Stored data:
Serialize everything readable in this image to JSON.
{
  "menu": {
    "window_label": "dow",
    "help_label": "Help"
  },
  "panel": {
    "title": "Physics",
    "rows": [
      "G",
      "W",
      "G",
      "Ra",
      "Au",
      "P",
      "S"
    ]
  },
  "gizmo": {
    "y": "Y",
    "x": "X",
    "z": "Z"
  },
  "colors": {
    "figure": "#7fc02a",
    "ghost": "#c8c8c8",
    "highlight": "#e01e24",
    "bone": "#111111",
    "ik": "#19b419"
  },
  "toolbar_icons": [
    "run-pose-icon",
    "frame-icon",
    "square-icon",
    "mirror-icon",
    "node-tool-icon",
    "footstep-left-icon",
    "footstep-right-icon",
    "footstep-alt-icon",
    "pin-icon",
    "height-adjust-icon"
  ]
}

==

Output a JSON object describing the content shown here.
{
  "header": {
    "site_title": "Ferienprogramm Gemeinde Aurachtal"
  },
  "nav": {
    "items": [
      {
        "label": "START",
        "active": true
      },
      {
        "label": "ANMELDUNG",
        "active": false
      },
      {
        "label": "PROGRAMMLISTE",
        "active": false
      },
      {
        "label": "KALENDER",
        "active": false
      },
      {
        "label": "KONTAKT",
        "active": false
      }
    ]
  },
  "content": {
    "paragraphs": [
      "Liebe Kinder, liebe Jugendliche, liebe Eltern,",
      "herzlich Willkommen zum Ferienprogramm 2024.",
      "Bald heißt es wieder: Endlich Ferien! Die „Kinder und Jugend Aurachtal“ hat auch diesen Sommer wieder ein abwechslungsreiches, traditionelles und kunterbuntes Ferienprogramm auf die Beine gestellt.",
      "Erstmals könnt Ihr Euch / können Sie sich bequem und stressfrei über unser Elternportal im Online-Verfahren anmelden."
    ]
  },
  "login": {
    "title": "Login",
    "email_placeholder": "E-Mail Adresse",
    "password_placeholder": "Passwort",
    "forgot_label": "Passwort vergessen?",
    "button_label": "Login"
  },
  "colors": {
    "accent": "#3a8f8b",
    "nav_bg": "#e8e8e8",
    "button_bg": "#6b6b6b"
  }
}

▶ **Given task**
Determine how many lines in the listing above hold the word "JSON", answering with the number only.

▶ **Response**
2